REQUIRED WORK ▸
Check each line of the listing for the word "JSON" and report how many lines contain it, giving nothing but the number.

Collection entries
########################################
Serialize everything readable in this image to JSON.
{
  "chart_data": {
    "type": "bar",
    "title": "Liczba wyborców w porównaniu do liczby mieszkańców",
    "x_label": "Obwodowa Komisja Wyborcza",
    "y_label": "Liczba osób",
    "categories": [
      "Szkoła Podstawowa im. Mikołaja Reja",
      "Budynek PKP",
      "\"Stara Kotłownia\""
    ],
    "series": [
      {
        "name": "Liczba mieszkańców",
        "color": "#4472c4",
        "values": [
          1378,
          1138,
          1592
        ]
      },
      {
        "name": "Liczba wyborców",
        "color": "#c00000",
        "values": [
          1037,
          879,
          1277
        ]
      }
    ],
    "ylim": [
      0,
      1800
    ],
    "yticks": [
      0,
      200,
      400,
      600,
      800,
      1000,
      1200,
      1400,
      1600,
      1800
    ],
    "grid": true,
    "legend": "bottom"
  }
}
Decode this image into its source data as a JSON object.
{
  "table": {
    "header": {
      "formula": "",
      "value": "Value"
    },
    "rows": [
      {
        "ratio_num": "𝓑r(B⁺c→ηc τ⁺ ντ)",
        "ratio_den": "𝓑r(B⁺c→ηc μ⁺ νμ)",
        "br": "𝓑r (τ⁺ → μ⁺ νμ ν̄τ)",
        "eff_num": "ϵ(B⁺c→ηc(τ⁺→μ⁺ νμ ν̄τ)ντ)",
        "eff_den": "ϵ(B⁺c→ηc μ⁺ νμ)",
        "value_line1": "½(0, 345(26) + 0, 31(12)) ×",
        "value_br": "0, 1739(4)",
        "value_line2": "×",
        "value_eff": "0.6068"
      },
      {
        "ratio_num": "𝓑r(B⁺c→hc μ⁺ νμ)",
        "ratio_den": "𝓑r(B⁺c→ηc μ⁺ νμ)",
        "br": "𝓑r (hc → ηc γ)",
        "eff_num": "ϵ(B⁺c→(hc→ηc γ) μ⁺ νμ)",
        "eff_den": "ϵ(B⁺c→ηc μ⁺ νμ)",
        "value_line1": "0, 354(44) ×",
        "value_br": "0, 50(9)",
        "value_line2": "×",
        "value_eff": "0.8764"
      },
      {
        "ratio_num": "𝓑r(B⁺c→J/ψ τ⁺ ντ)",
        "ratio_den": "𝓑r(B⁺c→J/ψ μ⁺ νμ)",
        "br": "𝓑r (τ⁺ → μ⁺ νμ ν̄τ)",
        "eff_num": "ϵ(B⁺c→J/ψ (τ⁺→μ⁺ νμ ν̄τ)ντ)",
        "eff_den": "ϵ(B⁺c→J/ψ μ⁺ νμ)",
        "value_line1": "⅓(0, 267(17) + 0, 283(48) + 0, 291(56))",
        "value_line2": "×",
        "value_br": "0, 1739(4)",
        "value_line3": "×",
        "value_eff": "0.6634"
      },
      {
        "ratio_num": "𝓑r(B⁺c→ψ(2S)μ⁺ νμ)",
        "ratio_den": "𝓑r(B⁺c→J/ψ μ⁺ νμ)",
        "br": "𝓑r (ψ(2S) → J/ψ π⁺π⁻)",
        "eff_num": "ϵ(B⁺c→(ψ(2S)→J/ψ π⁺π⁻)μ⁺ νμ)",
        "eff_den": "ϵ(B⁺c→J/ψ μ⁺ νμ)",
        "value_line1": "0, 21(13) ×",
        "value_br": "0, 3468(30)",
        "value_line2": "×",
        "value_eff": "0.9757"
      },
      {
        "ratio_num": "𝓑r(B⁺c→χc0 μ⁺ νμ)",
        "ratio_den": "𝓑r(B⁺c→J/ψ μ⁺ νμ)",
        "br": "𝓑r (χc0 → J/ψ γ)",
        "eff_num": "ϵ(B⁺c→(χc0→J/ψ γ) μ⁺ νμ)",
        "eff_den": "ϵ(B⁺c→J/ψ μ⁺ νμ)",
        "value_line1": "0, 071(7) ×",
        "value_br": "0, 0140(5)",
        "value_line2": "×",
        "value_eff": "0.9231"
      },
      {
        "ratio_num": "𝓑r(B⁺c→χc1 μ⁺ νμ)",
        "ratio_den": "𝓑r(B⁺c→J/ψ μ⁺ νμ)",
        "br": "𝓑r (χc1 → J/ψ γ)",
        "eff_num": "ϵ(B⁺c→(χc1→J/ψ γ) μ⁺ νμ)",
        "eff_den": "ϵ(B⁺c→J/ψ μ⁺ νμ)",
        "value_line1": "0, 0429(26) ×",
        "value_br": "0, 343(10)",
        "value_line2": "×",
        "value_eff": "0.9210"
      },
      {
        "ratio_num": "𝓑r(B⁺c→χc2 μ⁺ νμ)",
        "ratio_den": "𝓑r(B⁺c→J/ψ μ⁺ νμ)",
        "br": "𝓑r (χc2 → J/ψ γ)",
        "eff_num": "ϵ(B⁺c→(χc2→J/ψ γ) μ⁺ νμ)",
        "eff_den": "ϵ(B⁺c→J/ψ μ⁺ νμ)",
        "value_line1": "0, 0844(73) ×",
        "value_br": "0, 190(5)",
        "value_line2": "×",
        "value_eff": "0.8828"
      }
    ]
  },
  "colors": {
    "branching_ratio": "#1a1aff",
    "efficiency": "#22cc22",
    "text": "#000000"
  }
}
########################################
RESULT ▸
2